#### Written instruction
Which lines hold the string "JSON"? Copy every one of them.

Saved entries

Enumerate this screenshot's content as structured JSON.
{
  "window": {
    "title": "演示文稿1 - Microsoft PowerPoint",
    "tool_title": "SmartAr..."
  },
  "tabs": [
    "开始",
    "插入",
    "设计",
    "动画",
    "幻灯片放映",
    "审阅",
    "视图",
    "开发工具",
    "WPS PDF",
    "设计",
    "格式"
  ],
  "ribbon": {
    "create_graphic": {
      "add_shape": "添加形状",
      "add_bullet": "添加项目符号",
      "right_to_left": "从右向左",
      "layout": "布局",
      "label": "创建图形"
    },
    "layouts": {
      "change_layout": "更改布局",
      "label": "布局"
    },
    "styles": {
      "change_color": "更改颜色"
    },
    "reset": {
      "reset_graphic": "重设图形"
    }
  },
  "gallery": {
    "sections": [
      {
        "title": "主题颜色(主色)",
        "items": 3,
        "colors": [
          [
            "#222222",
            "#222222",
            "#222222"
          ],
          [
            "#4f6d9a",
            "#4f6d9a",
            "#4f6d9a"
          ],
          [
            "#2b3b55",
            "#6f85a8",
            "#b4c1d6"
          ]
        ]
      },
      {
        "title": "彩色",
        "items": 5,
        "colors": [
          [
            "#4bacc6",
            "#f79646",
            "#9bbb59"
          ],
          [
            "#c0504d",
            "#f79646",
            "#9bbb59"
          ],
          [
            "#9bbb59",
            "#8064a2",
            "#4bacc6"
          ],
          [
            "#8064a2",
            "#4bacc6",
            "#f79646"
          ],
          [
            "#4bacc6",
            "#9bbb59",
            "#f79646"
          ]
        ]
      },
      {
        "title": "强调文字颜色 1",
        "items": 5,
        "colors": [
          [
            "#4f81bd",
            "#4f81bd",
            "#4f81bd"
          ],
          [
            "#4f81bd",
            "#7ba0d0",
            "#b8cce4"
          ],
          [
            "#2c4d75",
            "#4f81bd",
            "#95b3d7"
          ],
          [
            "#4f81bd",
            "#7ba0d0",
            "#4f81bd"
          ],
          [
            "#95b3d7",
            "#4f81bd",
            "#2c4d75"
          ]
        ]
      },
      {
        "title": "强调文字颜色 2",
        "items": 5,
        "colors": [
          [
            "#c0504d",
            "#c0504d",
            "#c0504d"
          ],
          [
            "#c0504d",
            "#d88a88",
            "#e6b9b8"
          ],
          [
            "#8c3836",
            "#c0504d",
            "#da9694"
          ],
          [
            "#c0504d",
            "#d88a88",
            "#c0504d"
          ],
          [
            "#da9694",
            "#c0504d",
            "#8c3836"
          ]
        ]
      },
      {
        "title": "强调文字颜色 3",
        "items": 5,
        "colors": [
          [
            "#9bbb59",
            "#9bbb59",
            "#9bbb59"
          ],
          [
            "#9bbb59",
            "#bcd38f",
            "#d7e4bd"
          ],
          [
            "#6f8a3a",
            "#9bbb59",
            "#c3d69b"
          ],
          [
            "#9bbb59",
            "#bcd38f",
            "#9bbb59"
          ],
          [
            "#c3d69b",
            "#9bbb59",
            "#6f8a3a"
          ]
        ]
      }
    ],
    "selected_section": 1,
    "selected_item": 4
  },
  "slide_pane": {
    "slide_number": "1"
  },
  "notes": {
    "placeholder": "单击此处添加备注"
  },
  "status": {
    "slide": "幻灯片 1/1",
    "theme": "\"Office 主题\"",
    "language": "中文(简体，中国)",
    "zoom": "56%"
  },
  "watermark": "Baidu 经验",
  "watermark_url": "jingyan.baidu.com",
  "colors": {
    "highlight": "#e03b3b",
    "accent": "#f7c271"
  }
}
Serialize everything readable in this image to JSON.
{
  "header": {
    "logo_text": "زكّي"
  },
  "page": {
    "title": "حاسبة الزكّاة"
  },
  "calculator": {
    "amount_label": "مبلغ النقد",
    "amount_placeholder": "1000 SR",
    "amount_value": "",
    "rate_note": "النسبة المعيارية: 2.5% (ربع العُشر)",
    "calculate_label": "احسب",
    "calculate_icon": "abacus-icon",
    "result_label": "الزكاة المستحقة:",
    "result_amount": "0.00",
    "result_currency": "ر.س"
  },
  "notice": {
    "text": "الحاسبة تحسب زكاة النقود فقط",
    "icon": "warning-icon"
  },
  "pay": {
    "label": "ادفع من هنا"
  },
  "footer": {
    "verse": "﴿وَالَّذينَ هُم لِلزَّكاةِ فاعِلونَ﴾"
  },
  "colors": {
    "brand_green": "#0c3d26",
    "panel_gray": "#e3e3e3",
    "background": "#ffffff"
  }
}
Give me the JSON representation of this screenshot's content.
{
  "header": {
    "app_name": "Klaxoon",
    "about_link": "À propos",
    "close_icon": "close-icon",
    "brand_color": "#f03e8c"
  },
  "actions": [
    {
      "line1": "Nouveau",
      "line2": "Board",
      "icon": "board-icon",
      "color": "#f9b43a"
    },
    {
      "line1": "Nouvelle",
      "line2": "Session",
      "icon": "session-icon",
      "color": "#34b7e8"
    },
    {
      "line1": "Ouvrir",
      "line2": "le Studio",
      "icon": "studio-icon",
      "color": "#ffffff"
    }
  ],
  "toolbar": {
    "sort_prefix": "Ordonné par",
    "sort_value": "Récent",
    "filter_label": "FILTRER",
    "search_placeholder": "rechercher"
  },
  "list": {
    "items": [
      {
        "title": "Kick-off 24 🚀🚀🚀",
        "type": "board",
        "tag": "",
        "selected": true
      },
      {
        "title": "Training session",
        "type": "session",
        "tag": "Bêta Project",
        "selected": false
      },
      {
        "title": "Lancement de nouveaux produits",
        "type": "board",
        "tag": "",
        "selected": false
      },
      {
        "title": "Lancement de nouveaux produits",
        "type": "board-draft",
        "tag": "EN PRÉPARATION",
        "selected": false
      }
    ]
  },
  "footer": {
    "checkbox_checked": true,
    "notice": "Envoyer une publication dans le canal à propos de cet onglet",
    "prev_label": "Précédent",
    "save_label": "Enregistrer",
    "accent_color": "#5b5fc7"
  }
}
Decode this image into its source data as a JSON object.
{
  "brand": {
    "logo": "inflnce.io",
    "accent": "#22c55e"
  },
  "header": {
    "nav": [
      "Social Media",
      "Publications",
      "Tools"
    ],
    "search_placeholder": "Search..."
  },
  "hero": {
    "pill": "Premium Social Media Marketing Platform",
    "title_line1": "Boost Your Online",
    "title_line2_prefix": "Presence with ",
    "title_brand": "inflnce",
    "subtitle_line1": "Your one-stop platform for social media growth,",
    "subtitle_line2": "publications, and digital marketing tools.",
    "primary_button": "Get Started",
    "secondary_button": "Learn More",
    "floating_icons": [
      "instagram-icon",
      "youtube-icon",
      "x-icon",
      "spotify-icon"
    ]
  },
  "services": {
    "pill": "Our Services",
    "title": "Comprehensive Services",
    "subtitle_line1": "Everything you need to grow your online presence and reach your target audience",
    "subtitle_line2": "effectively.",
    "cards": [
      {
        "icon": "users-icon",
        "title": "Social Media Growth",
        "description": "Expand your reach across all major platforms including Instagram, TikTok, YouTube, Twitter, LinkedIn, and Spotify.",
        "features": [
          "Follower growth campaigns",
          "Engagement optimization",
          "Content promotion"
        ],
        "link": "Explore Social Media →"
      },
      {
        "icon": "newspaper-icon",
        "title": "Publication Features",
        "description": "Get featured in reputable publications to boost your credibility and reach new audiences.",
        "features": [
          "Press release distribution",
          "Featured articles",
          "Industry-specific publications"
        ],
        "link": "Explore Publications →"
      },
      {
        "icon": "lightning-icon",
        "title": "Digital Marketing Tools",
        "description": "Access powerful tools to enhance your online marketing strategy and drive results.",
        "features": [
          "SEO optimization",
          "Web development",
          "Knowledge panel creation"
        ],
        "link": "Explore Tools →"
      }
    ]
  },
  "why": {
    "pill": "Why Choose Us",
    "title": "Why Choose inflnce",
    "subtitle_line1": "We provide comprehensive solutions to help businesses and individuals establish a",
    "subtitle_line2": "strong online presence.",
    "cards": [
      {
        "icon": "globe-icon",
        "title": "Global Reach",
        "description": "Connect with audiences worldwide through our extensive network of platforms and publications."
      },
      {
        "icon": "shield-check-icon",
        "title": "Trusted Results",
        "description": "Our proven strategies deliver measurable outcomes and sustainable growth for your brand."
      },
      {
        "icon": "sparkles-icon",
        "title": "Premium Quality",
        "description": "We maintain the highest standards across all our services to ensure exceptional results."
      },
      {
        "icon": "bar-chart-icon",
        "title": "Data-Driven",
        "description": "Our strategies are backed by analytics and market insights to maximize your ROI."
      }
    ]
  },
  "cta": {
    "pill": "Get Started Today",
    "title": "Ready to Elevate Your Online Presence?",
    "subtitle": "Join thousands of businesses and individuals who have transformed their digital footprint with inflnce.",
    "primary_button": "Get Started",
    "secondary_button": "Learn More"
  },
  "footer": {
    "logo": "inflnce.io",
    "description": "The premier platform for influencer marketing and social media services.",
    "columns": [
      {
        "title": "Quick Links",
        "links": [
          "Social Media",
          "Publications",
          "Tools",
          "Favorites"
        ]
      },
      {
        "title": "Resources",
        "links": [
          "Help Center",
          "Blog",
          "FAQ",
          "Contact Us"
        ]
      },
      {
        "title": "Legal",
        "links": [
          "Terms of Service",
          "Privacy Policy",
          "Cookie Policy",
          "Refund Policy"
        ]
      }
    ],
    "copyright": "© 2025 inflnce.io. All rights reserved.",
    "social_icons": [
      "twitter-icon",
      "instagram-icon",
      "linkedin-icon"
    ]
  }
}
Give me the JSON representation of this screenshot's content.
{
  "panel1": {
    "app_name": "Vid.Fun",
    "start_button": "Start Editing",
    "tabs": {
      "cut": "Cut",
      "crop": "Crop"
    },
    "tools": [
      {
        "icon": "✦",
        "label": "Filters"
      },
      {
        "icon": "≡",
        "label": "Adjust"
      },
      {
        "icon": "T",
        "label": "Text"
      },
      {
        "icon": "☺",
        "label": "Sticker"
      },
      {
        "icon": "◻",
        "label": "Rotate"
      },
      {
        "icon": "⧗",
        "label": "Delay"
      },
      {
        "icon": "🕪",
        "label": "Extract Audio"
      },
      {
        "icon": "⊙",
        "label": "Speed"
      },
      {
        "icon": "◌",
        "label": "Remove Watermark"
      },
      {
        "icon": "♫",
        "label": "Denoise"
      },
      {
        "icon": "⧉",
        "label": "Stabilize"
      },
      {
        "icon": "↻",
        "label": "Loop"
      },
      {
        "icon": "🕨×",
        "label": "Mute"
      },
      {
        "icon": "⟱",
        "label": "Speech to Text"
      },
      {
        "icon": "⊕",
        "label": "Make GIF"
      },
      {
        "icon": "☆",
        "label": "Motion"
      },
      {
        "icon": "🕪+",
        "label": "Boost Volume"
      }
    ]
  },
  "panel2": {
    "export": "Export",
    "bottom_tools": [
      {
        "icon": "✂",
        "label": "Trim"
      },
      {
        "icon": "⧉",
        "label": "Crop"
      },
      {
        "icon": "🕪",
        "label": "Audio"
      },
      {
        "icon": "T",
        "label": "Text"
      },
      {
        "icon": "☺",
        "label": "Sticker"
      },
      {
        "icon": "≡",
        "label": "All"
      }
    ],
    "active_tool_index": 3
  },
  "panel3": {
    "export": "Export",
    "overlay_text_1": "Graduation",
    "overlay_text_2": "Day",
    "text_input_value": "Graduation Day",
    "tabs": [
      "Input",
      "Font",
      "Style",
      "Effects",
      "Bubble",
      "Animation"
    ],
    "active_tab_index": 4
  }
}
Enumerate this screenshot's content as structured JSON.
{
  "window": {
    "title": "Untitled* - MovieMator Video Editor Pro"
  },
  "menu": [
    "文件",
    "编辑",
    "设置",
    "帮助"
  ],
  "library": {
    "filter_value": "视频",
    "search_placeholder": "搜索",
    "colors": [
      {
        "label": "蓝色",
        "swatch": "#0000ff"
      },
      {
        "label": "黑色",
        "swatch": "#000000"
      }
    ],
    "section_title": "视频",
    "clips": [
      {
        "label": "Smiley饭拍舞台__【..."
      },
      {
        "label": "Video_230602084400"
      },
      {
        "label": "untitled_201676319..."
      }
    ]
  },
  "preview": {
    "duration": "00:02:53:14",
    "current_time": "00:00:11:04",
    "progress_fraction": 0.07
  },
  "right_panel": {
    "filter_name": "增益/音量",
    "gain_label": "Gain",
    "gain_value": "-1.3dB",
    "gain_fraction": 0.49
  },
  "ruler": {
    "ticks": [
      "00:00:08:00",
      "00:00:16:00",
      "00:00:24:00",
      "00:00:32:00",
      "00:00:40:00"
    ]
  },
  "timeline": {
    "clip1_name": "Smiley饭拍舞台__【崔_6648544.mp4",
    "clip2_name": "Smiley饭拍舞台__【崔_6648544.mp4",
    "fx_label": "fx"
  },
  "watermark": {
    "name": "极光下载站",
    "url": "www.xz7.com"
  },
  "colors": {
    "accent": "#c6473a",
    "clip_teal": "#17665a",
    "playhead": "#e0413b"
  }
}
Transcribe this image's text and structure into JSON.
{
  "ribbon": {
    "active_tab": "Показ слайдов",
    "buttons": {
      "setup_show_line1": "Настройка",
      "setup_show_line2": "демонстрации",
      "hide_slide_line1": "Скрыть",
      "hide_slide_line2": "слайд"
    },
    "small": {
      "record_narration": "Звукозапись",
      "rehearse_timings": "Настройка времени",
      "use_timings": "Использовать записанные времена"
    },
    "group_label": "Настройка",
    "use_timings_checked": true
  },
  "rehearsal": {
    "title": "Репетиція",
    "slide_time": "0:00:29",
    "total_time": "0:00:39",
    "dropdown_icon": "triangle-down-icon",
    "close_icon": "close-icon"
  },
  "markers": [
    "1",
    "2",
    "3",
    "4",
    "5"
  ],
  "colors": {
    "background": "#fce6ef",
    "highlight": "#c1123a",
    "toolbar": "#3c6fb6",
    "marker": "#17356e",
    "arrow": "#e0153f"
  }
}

#### Complete output
Enumerate this screenshot's content as structured JSON.
Serialize everything readable in this image to JSON.
Give me the JSON representation of this screenshot's content.
Decode this image into its source data as a JSON object.
Give me the JSON representation of this screenshot's content.
Enumerate this screenshot's content as structured JSON.
Transcribe this image's text and structure into JSON.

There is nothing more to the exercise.